- Exercise aim -
Only a number is required: how many lines of the material contain the word "around"?

****************

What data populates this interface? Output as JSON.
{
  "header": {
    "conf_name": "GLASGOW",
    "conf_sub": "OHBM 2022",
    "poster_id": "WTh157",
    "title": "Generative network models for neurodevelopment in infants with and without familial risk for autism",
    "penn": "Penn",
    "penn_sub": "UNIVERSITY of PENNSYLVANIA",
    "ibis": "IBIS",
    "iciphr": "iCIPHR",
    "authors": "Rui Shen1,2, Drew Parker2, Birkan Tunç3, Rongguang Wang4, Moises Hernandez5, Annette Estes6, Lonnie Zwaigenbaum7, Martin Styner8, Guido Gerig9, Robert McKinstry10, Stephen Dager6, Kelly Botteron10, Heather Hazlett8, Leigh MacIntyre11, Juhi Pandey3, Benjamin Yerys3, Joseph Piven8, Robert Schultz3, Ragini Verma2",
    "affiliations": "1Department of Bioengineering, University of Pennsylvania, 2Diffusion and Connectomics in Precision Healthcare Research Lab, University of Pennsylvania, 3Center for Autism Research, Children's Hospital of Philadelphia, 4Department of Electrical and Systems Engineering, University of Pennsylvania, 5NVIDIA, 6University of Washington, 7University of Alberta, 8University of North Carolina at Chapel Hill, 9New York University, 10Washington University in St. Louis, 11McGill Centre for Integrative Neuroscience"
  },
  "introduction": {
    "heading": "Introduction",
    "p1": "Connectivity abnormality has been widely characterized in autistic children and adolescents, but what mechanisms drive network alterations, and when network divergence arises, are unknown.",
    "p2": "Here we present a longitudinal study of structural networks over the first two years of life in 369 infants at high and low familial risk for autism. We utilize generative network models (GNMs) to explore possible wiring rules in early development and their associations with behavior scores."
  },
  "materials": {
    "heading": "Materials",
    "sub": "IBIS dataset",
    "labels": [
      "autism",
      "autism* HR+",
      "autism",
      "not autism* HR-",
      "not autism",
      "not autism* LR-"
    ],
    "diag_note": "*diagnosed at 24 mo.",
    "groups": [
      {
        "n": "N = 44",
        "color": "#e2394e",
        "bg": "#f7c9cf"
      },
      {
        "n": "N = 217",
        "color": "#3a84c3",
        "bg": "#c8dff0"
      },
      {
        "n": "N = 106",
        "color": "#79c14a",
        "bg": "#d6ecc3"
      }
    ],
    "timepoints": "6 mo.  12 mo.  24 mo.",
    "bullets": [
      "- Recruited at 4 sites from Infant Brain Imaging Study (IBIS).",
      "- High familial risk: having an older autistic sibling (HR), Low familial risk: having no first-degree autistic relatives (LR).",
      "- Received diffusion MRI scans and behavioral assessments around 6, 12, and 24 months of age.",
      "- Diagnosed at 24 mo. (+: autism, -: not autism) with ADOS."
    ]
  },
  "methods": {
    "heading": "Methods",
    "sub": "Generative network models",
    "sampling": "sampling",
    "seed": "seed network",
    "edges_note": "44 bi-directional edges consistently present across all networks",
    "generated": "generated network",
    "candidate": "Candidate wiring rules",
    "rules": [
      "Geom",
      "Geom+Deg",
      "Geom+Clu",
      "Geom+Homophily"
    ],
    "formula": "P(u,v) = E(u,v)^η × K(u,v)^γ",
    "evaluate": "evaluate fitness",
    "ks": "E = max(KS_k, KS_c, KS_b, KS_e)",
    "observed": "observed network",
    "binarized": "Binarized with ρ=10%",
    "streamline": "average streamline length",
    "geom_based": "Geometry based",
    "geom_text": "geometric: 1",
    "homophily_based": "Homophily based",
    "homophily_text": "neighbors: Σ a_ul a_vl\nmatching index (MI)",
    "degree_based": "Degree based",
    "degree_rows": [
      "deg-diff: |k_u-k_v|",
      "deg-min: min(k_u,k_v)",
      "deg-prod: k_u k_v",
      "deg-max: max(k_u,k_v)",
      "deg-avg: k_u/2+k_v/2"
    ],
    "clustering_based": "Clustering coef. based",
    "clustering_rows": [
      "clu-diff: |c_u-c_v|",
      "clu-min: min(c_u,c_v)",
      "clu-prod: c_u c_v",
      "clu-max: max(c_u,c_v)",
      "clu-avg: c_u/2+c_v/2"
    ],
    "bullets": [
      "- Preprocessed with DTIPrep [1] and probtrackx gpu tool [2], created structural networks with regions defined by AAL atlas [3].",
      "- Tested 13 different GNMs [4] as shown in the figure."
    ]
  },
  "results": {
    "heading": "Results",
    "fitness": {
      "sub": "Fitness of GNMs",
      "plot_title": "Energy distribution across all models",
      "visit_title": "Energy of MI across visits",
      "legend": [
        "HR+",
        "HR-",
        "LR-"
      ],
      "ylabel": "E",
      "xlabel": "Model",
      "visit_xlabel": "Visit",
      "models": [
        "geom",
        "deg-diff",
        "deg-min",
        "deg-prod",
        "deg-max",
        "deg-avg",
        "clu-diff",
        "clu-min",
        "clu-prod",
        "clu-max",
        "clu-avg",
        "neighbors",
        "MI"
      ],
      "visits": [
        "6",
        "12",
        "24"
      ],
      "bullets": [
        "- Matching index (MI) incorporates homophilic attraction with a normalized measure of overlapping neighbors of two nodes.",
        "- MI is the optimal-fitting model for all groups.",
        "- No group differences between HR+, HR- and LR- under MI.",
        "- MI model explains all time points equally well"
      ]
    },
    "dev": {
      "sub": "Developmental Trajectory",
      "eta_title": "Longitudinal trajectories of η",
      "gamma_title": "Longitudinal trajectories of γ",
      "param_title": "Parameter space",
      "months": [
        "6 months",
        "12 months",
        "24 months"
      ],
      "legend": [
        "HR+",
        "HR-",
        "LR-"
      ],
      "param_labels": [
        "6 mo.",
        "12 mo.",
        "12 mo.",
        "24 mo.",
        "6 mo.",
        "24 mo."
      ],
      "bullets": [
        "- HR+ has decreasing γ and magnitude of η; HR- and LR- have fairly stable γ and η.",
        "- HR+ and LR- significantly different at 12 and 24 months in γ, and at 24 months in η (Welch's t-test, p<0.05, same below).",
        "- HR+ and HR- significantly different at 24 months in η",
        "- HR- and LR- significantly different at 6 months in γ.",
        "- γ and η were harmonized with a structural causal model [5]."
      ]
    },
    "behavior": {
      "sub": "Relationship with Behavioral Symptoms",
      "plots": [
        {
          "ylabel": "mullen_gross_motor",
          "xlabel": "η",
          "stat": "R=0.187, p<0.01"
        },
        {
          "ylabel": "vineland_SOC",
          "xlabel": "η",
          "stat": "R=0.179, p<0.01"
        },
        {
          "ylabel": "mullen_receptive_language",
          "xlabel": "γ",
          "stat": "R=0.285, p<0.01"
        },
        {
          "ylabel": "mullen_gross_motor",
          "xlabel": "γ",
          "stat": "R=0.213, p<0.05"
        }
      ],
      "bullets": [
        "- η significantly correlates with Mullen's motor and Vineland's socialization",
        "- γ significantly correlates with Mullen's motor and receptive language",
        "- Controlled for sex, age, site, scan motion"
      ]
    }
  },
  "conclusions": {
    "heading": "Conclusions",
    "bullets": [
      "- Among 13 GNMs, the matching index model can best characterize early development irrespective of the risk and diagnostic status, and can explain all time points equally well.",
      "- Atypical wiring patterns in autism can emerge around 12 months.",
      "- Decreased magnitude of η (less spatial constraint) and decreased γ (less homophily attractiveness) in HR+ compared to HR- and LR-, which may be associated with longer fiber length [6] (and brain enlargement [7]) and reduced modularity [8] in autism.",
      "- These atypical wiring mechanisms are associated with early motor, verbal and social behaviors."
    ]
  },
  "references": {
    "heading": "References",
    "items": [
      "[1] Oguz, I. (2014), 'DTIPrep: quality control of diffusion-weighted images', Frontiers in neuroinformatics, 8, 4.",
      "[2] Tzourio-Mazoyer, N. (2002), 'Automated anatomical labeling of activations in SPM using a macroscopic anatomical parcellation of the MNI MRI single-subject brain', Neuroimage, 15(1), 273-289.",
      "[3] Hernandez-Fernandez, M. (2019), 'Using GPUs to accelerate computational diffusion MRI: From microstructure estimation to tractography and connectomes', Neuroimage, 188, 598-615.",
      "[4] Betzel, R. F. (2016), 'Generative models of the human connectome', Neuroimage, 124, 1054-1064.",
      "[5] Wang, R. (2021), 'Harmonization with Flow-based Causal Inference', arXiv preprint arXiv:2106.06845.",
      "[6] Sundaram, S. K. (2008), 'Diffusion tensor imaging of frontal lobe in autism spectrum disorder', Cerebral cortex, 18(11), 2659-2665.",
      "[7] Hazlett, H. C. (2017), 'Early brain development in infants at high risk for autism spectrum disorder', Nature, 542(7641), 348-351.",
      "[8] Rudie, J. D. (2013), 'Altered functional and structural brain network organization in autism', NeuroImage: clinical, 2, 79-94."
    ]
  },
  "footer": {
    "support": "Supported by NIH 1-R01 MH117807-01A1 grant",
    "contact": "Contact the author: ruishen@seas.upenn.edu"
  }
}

****************

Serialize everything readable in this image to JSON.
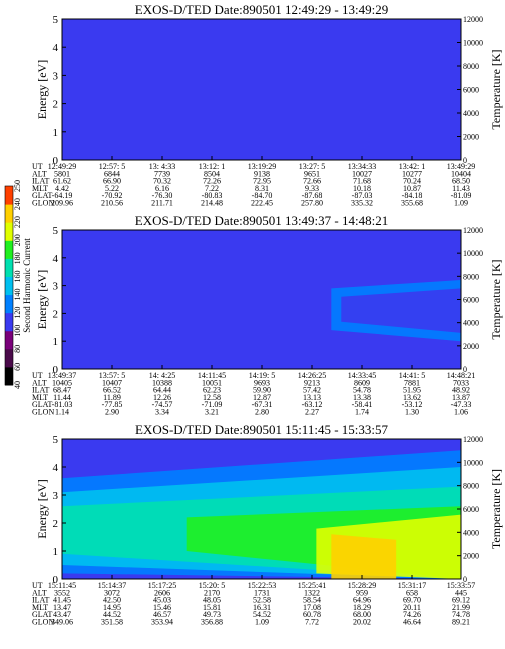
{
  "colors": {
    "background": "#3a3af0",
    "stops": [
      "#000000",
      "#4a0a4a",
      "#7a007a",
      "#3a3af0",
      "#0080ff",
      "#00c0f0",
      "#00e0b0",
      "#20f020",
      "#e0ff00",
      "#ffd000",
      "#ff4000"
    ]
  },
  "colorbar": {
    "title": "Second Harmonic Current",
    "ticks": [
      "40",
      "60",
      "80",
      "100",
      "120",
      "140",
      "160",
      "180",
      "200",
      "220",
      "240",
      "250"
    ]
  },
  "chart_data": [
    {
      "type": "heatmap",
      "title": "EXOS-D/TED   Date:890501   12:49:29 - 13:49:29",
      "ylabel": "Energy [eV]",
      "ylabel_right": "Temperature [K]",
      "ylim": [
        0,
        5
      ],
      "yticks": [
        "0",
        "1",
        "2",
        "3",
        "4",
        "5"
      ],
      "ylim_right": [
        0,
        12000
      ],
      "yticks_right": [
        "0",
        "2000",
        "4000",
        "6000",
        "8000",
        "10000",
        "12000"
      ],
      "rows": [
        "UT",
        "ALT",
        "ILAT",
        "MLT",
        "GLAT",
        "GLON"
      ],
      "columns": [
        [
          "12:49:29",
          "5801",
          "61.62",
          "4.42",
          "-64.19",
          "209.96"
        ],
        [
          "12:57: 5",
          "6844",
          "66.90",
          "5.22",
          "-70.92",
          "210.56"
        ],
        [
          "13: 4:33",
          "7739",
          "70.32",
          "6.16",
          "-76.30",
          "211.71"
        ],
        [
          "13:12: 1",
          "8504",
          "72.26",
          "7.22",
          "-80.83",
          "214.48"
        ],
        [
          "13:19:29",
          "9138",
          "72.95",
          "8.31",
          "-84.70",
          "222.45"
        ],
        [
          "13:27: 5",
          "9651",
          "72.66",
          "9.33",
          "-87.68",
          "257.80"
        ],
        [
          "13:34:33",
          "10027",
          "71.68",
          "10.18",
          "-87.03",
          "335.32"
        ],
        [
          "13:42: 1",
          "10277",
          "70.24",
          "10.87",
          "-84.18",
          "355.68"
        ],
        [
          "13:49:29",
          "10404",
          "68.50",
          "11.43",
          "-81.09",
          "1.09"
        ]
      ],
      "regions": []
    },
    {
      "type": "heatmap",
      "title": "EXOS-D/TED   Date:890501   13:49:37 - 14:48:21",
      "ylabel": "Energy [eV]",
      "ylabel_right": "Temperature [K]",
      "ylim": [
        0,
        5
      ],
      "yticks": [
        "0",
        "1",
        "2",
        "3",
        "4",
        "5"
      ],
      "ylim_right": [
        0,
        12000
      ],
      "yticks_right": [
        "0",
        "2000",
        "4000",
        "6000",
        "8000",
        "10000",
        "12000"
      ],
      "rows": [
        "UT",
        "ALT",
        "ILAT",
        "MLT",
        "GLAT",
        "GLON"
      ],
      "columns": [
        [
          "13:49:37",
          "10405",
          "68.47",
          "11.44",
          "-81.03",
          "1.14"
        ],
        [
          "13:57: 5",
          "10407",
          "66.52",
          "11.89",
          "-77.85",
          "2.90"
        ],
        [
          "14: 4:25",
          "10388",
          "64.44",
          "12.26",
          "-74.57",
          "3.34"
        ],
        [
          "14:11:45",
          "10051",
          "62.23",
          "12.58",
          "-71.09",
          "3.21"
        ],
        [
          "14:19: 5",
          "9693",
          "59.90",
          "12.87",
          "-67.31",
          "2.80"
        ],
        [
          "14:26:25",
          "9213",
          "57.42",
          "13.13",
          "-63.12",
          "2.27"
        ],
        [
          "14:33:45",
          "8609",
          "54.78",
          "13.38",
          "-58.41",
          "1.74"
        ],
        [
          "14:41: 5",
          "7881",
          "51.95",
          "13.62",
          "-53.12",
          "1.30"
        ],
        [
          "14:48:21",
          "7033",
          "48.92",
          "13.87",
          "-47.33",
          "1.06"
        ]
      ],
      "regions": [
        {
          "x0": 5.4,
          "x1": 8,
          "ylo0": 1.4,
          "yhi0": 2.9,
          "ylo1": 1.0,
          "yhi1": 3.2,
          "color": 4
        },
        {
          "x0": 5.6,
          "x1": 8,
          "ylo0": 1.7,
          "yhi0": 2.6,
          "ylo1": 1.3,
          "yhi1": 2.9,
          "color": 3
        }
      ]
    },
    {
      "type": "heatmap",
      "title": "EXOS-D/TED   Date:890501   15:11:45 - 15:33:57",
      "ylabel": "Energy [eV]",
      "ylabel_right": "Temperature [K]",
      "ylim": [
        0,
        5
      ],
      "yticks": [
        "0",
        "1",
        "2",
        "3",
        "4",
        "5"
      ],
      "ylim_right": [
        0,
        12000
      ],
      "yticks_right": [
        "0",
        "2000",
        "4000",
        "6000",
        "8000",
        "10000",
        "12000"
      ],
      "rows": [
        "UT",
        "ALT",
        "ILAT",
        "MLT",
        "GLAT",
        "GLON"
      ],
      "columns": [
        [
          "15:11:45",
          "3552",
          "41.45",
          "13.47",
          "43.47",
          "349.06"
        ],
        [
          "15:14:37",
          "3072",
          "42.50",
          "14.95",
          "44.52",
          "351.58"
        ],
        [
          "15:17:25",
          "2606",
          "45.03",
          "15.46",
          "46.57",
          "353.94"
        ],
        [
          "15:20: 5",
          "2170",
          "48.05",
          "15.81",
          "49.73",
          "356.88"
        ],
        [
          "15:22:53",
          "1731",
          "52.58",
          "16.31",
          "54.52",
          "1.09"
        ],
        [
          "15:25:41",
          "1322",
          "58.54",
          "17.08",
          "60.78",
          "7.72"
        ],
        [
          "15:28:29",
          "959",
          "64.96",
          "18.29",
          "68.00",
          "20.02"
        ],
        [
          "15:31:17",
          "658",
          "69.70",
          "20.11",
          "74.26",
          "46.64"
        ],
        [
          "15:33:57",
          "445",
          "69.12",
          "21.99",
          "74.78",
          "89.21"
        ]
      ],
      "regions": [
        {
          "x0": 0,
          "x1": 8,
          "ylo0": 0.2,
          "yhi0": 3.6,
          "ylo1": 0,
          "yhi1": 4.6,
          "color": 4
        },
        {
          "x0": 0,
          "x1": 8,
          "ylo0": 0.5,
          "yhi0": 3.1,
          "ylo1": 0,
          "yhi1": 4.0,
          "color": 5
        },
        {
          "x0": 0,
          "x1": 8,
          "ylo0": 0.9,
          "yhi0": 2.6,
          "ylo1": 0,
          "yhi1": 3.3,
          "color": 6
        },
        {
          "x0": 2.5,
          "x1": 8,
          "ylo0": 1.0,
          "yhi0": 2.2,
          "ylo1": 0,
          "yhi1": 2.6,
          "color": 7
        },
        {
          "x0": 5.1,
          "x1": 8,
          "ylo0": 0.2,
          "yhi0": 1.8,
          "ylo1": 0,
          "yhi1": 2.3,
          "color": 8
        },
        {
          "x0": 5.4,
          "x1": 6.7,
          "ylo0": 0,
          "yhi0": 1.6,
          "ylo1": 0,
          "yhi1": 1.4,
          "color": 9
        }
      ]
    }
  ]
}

****************

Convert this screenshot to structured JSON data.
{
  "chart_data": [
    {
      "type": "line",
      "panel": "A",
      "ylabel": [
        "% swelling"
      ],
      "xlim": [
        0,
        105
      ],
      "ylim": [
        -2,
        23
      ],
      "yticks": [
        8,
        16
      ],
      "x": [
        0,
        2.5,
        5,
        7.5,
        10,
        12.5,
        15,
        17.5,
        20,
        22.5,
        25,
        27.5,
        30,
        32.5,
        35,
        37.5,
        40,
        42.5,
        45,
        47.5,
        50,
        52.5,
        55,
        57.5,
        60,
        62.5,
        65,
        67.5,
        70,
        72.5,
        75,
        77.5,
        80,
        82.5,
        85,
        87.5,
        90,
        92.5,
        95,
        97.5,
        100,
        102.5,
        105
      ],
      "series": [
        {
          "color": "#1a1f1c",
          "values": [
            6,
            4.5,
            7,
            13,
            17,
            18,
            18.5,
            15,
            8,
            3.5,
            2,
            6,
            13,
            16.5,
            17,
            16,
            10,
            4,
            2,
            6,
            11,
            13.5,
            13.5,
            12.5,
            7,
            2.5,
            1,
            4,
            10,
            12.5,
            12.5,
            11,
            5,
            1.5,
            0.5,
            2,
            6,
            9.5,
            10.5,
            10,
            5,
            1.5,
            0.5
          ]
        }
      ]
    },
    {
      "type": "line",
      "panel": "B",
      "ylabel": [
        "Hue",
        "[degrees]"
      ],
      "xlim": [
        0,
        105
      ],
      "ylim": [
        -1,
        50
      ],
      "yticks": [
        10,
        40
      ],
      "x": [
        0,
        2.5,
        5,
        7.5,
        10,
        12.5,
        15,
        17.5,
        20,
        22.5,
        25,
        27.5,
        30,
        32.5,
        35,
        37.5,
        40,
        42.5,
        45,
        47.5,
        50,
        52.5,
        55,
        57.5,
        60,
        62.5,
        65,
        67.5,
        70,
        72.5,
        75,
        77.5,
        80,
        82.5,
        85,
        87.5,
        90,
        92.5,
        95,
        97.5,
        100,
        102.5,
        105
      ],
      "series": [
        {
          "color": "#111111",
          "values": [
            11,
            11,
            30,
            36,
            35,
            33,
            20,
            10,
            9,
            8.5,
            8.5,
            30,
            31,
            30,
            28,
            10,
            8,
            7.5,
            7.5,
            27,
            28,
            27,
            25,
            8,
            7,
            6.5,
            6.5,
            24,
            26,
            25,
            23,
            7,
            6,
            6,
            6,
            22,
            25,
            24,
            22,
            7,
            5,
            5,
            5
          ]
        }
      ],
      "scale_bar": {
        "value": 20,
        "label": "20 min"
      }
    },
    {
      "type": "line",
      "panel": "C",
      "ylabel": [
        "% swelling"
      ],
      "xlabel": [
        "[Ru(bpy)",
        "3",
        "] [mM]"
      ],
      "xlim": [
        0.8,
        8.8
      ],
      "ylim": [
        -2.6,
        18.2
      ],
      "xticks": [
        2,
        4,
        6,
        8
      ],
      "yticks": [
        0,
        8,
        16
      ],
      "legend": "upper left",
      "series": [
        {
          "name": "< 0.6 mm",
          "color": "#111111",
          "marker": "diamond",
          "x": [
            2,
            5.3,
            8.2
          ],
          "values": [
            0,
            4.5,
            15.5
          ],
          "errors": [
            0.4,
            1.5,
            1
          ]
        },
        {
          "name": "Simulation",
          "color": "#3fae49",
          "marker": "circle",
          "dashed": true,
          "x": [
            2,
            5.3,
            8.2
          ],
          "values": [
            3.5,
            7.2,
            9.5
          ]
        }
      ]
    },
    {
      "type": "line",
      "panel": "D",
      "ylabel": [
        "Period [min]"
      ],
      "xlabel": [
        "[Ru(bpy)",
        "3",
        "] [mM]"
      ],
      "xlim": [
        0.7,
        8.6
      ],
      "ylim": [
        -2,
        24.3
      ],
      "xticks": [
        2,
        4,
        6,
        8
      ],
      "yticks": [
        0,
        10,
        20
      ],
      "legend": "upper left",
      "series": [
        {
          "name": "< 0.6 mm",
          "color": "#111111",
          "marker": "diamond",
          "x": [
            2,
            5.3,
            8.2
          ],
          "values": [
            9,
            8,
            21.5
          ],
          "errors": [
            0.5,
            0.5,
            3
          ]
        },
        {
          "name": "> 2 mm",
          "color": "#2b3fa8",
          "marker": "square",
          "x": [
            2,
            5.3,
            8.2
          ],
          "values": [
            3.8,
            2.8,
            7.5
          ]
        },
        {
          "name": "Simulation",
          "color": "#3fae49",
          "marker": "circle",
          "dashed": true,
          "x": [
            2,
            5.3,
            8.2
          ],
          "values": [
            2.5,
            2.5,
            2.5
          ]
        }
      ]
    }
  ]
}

****************

- In response -
2